## WHAT THIS TASK INVOLVES
For each line of the data below that holds "text", copy the line.

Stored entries
****************

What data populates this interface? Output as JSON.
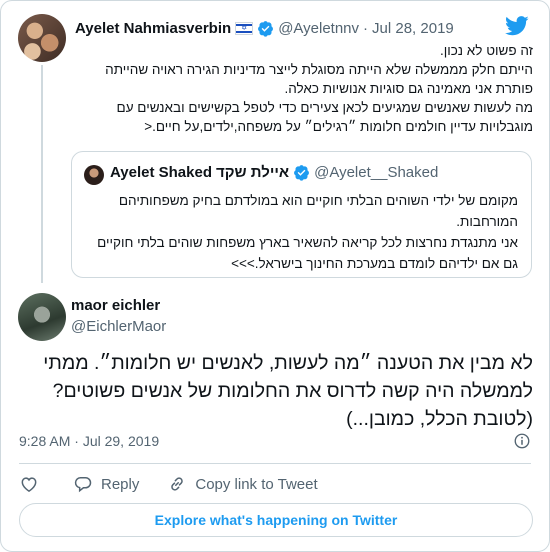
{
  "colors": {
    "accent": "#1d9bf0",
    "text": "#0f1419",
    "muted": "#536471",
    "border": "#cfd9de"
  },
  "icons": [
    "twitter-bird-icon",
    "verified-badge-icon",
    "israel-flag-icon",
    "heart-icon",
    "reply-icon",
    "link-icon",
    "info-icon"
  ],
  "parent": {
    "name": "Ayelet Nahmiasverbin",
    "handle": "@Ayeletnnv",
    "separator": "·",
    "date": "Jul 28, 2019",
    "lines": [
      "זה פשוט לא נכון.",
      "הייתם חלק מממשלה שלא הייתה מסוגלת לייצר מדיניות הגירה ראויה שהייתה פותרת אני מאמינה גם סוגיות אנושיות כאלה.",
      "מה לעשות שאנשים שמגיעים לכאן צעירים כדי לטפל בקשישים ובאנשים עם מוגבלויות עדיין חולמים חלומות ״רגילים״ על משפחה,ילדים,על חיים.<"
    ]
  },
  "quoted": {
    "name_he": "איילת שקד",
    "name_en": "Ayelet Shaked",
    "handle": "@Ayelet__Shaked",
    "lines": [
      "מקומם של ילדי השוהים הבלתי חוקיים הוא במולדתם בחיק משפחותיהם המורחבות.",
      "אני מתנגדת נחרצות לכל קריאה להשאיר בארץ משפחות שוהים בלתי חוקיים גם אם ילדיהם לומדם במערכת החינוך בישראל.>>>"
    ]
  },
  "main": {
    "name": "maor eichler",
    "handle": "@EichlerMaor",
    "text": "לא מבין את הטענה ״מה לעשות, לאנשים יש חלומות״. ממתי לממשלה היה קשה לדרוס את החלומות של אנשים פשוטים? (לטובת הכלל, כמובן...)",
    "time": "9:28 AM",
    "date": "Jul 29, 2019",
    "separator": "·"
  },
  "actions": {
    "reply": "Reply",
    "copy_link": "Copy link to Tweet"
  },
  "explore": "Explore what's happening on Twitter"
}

****************

## OUTPUT OF THE TASK
    "text": "#0f1419",
    "text": "לא מבין את הטענה ״מה לעשות, לאנשים יש חלומות״. ממתי לממשלה היה קשה לדרוס את החלומות של אנשים פשוטים? (לטובת הכלל, כמובן...)",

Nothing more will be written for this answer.